• _Set task_:
Leave every picture out and write out the records below exactly.

• _Working data_:
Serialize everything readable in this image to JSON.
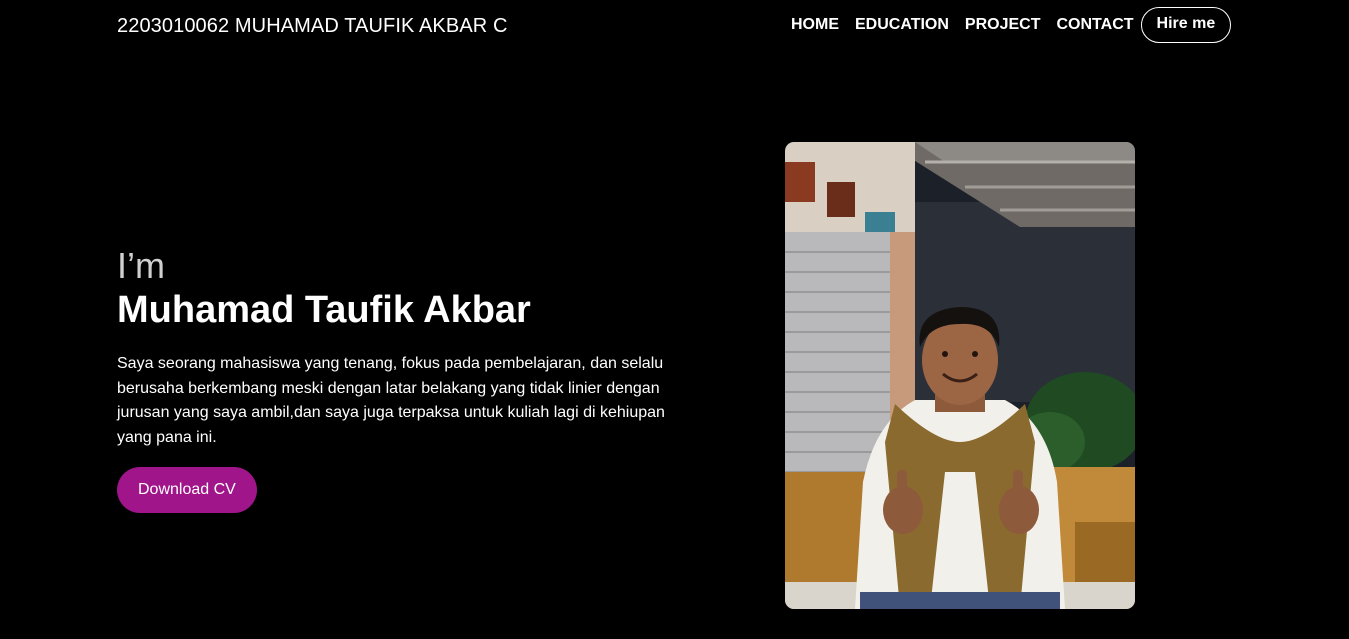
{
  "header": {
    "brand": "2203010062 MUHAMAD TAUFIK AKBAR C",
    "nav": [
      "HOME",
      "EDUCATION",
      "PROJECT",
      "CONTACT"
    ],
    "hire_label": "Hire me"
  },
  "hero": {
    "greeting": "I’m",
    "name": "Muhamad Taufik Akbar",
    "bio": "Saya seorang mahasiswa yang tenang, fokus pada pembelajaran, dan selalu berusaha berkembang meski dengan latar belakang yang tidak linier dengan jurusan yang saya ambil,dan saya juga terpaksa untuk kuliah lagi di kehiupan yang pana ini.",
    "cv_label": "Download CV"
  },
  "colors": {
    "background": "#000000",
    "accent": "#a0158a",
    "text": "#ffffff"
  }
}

• _The result_:
Serialize everything readable in this image to JSON.
{
  "header": {
    "brand": "2203010062 MUHAMAD TAUFIK AKBAR C",
    "nav": [
      "HOME",
      "EDUCATION",
      "PROJECT",
      "CONTACT"
    ],
    "hire_label": "Hire me"
  },
  "hero": {
    "greeting": "I’m",
    "name": "Muhamad Taufik Akbar",
    "bio": "Saya seorang mahasiswa yang tenang, fokus pada pembelajaran, dan selalu berusaha berkembang meski dengan latar belakang yang tidak linier dengan jurusan yang saya ambil,dan saya juga terpaksa untuk kuliah lagi di kehiupan yang pana ini.",
    "cv_label": "Download CV"
  },
  "colors": {
    "background": "#000000",
    "accent": "#a0158a",
    "text": "#ffffff"
  }
}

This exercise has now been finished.